▸ What you are asked to do
Each record is to be transcribed exactly.

--

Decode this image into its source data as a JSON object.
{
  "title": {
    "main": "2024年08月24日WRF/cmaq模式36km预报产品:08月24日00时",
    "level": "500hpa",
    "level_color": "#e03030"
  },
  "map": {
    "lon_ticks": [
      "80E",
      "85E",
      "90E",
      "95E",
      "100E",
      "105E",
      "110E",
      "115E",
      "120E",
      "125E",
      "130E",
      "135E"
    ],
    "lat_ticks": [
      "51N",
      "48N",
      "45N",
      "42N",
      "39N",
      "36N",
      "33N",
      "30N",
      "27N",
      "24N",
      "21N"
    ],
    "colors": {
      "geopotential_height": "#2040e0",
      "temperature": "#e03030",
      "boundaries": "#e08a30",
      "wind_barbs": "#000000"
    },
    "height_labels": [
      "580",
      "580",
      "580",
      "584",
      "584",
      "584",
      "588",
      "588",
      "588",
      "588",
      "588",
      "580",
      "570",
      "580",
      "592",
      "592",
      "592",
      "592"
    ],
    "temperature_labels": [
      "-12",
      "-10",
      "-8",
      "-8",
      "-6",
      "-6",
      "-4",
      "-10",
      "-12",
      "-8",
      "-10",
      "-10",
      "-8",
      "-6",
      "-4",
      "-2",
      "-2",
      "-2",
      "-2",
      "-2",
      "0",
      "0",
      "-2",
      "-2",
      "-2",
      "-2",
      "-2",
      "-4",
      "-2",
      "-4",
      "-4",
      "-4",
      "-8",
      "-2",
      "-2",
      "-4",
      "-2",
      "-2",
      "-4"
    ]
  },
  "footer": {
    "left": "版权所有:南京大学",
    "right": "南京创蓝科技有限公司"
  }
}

--

▸ Complete output
Decode this image into its source data as a JSON object.
{
  "title": {
    "main": "2024年08月24日WRF/cmaq模式36km预报产品:08月24日00时",
    "level": "500hpa",
    "level_color": "#e03030"
  },
  "map": {
    "lon_ticks": [
      "80E",
      "85E",
      "90E",
      "95E",
      "100E",
      "105E",
      "110E",
      "115E",
      "120E",
      "125E",
      "130E",
      "135E"
    ],
    "lat_ticks": [
      "51N",
      "48N",
      "45N",
      "42N",
      "39N",
      "36N",
      "33N",
      "30N",
      "27N",
      "24N",
      "21N"
    ],
    "colors": {
      "geopotential_height": "#2040e0",
      "temperature": "#e03030",
      "boundaries": "#e08a30",
      "wind_barbs": "#000000"
    },
    "height_labels": [
      "580",
      "580",
      "580",
      "584",
      "584",
      "584",
      "588",
      "588",
      "588",
      "588",
      "588",
      "580",
      "570",
      "580",
      "592",
      "592",
      "592",
      "592"
    ],
    "temperature_labels": [
      "-12",
      "-10",
      "-8",
      "-8",
      "-6",
      "-6",
      "-4",
      "-10",
      "-12",
      "-8",
      "-10",
      "-10",
      "-8",
      "-6",
      "-4",
      "-2",
      "-2",
      "-2",
      "-2",
      "-2",
      "0",
      "0",
      "-2",
      "-2",
      "-2",
      "-2",
      "-2",
      "-4",
      "-2",
      "-4",
      "-4",
      "-4",
      "-8",
      "-2",
      "-2",
      "-4",
      "-2",
      "-2",
      "-4"
    ]
  },
  "footer": {
    "left": "版权所有:南京大学",
    "right": "南京创蓝科技有限公司"
  }
}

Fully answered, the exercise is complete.